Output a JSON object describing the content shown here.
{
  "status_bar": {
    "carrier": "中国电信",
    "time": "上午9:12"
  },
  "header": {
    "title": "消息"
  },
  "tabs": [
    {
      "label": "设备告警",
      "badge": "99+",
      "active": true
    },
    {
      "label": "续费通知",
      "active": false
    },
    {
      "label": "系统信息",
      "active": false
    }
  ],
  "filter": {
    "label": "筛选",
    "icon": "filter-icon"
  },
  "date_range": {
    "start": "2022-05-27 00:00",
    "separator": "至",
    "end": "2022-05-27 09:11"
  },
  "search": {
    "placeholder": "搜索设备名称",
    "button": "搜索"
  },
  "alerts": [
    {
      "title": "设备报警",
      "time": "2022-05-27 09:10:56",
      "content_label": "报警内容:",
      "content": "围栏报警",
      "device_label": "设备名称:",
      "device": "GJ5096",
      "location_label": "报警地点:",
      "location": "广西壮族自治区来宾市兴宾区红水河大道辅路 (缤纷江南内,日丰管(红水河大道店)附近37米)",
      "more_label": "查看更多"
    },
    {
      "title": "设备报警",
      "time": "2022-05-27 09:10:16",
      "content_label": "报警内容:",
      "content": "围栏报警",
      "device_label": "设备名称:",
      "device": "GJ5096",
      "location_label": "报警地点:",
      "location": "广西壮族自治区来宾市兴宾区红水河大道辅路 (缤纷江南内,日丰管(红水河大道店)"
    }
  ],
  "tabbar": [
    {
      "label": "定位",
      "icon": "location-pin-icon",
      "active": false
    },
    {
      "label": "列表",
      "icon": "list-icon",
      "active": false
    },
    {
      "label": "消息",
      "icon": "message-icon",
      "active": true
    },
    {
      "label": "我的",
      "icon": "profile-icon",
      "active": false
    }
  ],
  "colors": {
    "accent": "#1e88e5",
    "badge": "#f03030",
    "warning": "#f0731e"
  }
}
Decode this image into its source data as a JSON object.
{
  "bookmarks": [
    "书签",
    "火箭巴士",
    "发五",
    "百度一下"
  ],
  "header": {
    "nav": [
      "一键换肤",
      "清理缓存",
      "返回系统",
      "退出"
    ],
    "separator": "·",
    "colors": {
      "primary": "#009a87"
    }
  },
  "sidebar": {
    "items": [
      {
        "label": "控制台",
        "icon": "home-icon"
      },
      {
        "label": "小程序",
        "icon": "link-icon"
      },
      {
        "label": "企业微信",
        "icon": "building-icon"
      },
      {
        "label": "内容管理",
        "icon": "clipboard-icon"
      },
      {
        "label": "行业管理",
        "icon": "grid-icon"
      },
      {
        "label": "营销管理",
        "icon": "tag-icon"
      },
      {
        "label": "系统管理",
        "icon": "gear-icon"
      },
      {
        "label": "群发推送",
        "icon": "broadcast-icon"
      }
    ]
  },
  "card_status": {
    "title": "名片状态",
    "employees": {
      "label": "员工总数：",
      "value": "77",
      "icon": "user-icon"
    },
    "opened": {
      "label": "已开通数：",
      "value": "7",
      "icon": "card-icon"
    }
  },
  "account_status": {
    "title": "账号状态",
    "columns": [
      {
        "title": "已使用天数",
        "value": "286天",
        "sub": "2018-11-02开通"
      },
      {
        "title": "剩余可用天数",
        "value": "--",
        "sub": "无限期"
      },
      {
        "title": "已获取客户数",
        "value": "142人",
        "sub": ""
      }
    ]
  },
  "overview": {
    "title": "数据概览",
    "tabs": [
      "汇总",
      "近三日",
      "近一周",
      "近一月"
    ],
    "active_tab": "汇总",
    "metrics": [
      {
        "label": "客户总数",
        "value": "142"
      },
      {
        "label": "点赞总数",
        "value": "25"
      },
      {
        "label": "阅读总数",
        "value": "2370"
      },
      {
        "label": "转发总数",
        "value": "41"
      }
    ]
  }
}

● ● ● ● ●

Task to complete: Reproduce the records above exactly.

Exercise result:
Output a JSON object describing the content shown here.
{
  "status_bar": {
    "carrier": "中国电信",
    "time": "上午9:12"
  },
  "header": {
    "title": "消息"
  },
  "tabs": [
    {
      "label": "设备告警",
      "badge": "99+",
      "active": true
    },
    {
      "label": "续费通知",
      "active": false
    },
    {
      "label": "系统信息",
      "active": false
    }
  ],
  "filter": {
    "label": "筛选",
    "icon": "filter-icon"
  },
  "date_range": {
    "start": "2022-05-27 00:00",
    "separator": "至",
    "end": "2022-05-27 09:11"
  },
  "search": {
    "placeholder": "搜索设备名称",
    "button": "搜索"
  },
  "alerts": [
    {
      "title": "设备报警",
      "time": "2022-05-27 09:10:56",
      "content_label": "报警内容:",
      "content": "围栏报警",
      "device_label": "设备名称:",
      "device": "GJ5096",
      "location_label": "报警地点:",
      "location": "广西壮族自治区来宾市兴宾区红水河大道辅路 (缤纷江南内,日丰管(红水河大道店)附近37米)",
      "more_label": "查看更多"
    },
    {
      "title": "设备报警",
      "time": "2022-05-27 09:10:16",
      "content_label": "报警内容:",
      "content": "围栏报警",
      "device_label": "设备名称:",
      "device": "GJ5096",
      "location_label": "报警地点:",
      "location": "广西壮族自治区来宾市兴宾区红水河大道辅路 (缤纷江南内,日丰管(红水河大道店)"
    }
  ],
  "tabbar": [
    {
      "label": "定位",
      "icon": "location-pin-icon",
      "active": false
    },
    {
      "label": "列表",
      "icon": "list-icon",
      "active": false
    },
    {
      "label": "消息",
      "icon": "message-icon",
      "active": true
    },
    {
      "label": "我的",
      "icon": "profile-icon",
      "active": false
    }
  ],
  "colors": {
    "accent": "#1e88e5",
    "badge": "#f03030",
    "warning": "#f0731e"
  }
}
Decode this image into its source data as a JSON object.
{
  "bookmarks": [
    "书签",
    "火箭巴士",
    "发五",
    "百度一下"
  ],
  "header": {
    "nav": [
      "一键换肤",
      "清理缓存",
      "返回系统",
      "退出"
    ],
    "separator": "·",
    "colors": {
      "primary": "#009a87"
    }
  },
  "sidebar": {
    "items": [
      {
        "label": "控制台",
        "icon": "home-icon"
      },
      {
        "label": "小程序",
        "icon": "link-icon"
      },
      {
        "label": "企业微信",
        "icon": "building-icon"
      },
      {
        "label": "内容管理",
        "icon": "clipboard-icon"
      },
      {
        "label": "行业管理",
        "icon": "grid-icon"
      },
      {
        "label": "营销管理",
        "icon": "tag-icon"
      },
      {
        "label": "系统管理",
        "icon": "gear-icon"
      },
      {
        "label": "群发推送",
        "icon": "broadcast-icon"
      }
    ]
  },
  "card_status": {
    "title": "名片状态",
    "employees": {
      "label": "员工总数：",
      "value": "77",
      "icon": "user-icon"
    },
    "opened": {
      "label": "已开通数：",
      "value": "7",
      "icon": "card-icon"
    }
  },
  "account_status": {
    "title": "账号状态",
    "columns": [
      {
        "title": "已使用天数",
        "value": "286天",
        "sub": "2018-11-02开通"
      },
      {
        "title": "剩余可用天数",
        "value": "--",
        "sub": "无限期"
      },
      {
        "title": "已获取客户数",
        "value": "142人",
        "sub": ""
      }
    ]
  },
  "overview": {
    "title": "数据概览",
    "tabs": [
      "汇总",
      "近三日",
      "近一周",
      "近一月"
    ],
    "active_tab": "汇总",
    "metrics": [
      {
        "label": "客户总数",
        "value": "142"
      },
      {
        "label": "点赞总数",
        "value": "25"
      },
      {
        "label": "阅读总数",
        "value": "2370"
      },
      {
        "label": "转发总数",
        "value": "41"
      }
    ]
  }
}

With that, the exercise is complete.